### What you should do
Reproduce the following material exactly, including every line.

— Begin Data for the task —

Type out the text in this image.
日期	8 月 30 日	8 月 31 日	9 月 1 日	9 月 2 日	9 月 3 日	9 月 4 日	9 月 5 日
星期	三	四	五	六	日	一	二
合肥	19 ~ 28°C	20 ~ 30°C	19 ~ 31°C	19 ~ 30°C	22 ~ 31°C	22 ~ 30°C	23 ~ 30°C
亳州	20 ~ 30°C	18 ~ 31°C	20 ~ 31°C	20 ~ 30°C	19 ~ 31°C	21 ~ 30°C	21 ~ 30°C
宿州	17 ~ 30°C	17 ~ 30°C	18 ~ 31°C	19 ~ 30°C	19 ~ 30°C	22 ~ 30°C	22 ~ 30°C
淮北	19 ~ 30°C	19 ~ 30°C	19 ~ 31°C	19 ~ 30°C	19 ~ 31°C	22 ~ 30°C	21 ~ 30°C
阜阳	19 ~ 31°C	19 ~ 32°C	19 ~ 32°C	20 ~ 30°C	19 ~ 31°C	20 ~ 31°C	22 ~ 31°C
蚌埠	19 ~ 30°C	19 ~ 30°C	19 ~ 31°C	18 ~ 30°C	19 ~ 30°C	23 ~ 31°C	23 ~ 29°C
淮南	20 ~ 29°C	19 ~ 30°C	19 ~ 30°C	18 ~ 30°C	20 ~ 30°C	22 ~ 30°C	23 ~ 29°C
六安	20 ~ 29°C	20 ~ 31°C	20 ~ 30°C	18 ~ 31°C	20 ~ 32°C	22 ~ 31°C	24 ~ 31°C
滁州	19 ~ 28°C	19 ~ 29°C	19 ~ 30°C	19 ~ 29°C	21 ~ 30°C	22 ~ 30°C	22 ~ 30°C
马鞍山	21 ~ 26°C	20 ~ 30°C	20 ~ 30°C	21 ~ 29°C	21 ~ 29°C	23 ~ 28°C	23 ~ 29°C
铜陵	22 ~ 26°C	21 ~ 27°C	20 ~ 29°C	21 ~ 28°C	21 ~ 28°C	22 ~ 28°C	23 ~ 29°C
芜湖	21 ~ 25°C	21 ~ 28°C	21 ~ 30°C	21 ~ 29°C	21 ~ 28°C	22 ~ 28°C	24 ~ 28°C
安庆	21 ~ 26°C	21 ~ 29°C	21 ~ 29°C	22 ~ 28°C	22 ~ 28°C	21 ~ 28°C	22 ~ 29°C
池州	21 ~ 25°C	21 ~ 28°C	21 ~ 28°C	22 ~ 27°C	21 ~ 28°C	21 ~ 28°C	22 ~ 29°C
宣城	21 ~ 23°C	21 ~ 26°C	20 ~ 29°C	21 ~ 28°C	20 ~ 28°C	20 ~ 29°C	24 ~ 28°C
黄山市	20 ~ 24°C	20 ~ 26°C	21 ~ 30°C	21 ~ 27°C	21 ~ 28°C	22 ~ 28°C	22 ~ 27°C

— End Data for the task —

### The output
Type out the text in this image.
日期	8 月 30 日	8 月 31 日	9 月 1 日	9 月 2 日	9 月 3 日	9 月 4 日	9 月 5 日
星期	三	四	五	六	日	一	二
合肥	19 ~ 28°C	20 ~ 30°C	19 ~ 31°C	19 ~ 30°C	22 ~ 31°C	22 ~ 30°C	23 ~ 30°C
亳州	20 ~ 30°C	18 ~ 31°C	20 ~ 31°C	20 ~ 30°C	19 ~ 31°C	21 ~ 30°C	21 ~ 30°C
宿州	17 ~ 30°C	17 ~ 30°C	18 ~ 31°C	19 ~ 30°C	19 ~ 30°C	22 ~ 30°C	22 ~ 30°C
淮北	19 ~ 30°C	19 ~ 30°C	19 ~ 31°C	19 ~ 30°C	19 ~ 31°C	22 ~ 30°C	21 ~ 30°C
阜阳	19 ~ 31°C	19 ~ 32°C	19 ~ 32°C	20 ~ 30°C	19 ~ 31°C	20 ~ 31°C	22 ~ 31°C
蚌埠	19 ~ 30°C	19 ~ 30°C	19 ~ 31°C	18 ~ 30°C	19 ~ 30°C	23 ~ 31°C	23 ~ 29°C
淮南	20 ~ 29°C	19 ~ 30°C	19 ~ 30°C	18 ~ 30°C	20 ~ 30°C	22 ~ 30°C	23 ~ 29°C
六安	20 ~ 29°C	20 ~ 31°C	20 ~ 30°C	18 ~ 31°C	20 ~ 32°C	22 ~ 31°C	24 ~ 31°C
滁州	19 ~ 28°C	19 ~ 29°C	19 ~ 30°C	19 ~ 29°C	21 ~ 30°C	22 ~ 30°C	22 ~ 30°C
马鞍山	21 ~ 26°C	20 ~ 30°C	20 ~ 30°C	21 ~ 29°C	21 ~ 29°C	23 ~ 28°C	23 ~ 29°C
铜陵	22 ~ 26°C	21 ~ 27°C	20 ~ 29°C	21 ~ 28°C	21 ~ 28°C	22 ~ 28°C	23 ~ 29°C
芜湖	21 ~ 25°C	21 ~ 28°C	21 ~ 30°C	21 ~ 29°C	21 ~ 28°C	22 ~ 28°C	24 ~ 28°C
安庆	21 ~ 26°C	21 ~ 29°C	21 ~ 29°C	22 ~ 28°C	22 ~ 28°C	21 ~ 28°C	22 ~ 29°C
池州	21 ~ 25°C	21 ~ 28°C	21 ~ 28°C	22 ~ 27°C	21 ~ 28°C	21 ~ 28°C	22 ~ 29°C
宣城	21 ~ 23°C	21 ~ 26°C	20 ~ 29°C	21 ~ 28°C	20 ~ 28°C	20 ~ 29°C	24 ~ 28°C
黄山市	20 ~ 24°C	20 ~ 26°C	21 ~ 30°C	21 ~ 27°C	21 ~ 28°C	22 ~ 28°C	22 ~ 27°C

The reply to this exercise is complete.